--- begin ---
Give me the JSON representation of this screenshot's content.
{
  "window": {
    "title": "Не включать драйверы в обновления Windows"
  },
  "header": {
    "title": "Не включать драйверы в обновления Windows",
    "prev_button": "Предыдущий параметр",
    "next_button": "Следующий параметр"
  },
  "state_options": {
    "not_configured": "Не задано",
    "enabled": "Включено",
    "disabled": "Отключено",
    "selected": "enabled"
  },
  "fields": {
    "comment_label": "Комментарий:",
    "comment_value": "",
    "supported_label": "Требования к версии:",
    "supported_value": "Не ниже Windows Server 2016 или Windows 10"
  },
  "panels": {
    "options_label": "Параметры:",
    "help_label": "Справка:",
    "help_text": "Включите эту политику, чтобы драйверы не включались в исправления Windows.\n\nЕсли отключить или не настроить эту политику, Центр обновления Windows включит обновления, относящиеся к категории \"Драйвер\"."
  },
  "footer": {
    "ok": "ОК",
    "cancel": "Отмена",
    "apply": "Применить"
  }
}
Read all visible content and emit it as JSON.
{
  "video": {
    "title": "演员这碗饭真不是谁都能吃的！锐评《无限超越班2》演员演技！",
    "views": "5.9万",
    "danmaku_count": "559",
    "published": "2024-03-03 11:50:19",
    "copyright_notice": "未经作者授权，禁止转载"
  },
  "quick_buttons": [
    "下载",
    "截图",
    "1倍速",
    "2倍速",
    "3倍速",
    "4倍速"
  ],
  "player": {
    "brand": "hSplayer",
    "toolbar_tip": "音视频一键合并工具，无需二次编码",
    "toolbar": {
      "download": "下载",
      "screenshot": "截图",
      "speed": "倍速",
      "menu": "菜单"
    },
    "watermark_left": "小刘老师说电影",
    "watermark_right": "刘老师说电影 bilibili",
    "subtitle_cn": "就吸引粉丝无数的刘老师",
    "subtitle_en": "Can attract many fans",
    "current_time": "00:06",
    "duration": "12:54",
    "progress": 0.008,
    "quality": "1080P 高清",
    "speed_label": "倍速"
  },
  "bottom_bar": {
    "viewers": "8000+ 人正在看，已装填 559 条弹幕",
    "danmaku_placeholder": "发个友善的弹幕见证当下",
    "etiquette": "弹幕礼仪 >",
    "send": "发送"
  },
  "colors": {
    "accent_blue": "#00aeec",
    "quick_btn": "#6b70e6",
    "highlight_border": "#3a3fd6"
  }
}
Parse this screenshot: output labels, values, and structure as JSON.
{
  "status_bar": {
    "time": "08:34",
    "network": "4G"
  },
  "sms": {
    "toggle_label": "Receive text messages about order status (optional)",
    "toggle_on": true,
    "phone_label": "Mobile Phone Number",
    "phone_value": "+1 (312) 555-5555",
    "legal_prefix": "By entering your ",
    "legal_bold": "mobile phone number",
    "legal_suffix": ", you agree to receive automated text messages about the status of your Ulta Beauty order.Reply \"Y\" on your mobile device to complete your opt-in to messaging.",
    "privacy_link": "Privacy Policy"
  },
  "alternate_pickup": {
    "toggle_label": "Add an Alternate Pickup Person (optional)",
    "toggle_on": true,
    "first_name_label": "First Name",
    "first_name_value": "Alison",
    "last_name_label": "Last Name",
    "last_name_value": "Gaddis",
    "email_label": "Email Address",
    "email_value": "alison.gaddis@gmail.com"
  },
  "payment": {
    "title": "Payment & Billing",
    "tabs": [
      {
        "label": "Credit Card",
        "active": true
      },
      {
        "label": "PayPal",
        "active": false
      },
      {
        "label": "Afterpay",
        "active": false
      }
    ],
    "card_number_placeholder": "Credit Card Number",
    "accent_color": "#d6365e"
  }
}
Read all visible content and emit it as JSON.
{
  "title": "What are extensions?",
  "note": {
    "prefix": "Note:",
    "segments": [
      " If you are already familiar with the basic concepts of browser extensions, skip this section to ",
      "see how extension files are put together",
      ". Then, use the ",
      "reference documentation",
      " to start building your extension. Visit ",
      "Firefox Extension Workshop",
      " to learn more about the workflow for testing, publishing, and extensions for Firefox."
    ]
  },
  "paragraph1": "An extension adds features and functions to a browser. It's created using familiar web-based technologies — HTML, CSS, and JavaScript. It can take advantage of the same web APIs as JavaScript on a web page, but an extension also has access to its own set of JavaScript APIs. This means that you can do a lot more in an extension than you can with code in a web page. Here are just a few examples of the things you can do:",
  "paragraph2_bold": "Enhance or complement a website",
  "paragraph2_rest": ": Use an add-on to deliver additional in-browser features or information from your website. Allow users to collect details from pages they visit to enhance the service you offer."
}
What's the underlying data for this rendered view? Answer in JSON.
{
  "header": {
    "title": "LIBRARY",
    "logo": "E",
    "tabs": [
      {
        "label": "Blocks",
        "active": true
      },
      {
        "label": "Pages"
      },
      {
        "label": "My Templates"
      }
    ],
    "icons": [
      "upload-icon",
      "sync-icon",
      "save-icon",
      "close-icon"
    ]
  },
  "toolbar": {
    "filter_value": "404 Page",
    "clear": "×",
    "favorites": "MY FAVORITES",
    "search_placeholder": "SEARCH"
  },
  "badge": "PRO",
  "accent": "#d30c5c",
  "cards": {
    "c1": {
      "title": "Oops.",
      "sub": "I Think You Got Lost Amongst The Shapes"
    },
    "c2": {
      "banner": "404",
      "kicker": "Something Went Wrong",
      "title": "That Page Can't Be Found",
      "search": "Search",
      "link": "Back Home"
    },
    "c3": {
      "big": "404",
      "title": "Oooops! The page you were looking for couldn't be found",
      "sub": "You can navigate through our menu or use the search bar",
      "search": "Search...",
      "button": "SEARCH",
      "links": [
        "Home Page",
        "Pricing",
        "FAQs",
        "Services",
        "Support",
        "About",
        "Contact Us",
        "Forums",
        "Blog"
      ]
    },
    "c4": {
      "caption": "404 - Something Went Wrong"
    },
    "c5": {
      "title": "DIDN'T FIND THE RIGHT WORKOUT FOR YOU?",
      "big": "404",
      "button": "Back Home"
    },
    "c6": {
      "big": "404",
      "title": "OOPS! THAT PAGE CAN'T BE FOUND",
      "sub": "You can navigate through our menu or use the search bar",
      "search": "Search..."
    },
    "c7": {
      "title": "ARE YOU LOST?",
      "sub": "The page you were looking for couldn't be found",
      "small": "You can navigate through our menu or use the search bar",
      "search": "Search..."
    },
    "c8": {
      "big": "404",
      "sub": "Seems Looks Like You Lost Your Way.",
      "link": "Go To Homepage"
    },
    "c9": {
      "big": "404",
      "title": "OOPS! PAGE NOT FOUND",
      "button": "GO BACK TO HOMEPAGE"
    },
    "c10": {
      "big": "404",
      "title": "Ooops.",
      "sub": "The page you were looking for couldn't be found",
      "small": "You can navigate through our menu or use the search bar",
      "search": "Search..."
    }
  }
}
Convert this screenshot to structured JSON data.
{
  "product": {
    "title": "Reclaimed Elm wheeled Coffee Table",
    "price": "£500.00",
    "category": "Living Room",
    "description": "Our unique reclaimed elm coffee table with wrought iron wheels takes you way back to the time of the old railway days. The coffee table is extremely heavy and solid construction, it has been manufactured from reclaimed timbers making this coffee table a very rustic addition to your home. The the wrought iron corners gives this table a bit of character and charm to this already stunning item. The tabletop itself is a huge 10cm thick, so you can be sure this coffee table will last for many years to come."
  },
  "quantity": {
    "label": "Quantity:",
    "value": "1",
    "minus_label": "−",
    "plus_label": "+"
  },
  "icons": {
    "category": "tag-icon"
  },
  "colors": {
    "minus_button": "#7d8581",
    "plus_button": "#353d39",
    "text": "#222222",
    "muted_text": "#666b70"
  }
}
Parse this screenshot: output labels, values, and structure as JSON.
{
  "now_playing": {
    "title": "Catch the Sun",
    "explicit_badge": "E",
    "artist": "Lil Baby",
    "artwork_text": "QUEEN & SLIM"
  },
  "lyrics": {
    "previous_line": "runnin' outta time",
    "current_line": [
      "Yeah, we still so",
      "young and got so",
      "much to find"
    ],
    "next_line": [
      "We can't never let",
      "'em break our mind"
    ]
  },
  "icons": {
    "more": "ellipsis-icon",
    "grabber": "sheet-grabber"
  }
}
--- end ---
* **TASK TO CARRY OUT**: From the line holding "Convert this screenshot" down to the final line above, quote every line exactly and only those lines.

* **PROBLEM SOLUTION**:
Convert this screenshot to structured JSON data.
{
  "product": {
    "title": "Reclaimed Elm wheeled Coffee Table",
    "price": "£500.00",
    "category": "Living Room",
    "description": "Our unique reclaimed elm coffee table with wrought iron wheels takes you way back to the time of the old railway days. The coffee table is extremely heavy and solid construction, it has been manufactured from reclaimed timbers making this coffee table a very rustic addition to your home. The the wrought iron corners gives this table a bit of character and charm to this already stunning item. The tabletop itself is a huge 10cm thick, so you can be sure this coffee table will last for many years to come."
  },
  "quantity": {
    "label": "Quantity:",
    "value": "1",
    "minus_label": "−",
    "plus_label": "+"
  },
  "icons": {
    "category": "tag-icon"
  },
  "colors": {
    "minus_button": "#7d8581",
    "plus_button": "#353d39",
    "text": "#222222",
    "muted_text": "#666b70"
  }
}
Parse this screenshot: output labels, values, and structure as JSON.
{
  "now_playing": {
    "title": "Catch the Sun",
    "explicit_badge": "E",
    "artist": "Lil Baby",
    "artwork_text": "QUEEN & SLIM"
  },
  "lyrics": {
    "previous_line": "runnin' outta time",
    "current_line": [
      "Yeah, we still so",
      "young and got so",
      "much to find"
    ],
    "next_line": [
      "We can't never let",
      "'em break our mind"
    ]
  },
  "icons": {
    "more": "ellipsis-icon",
    "grabber": "sheet-grabber"
  }
}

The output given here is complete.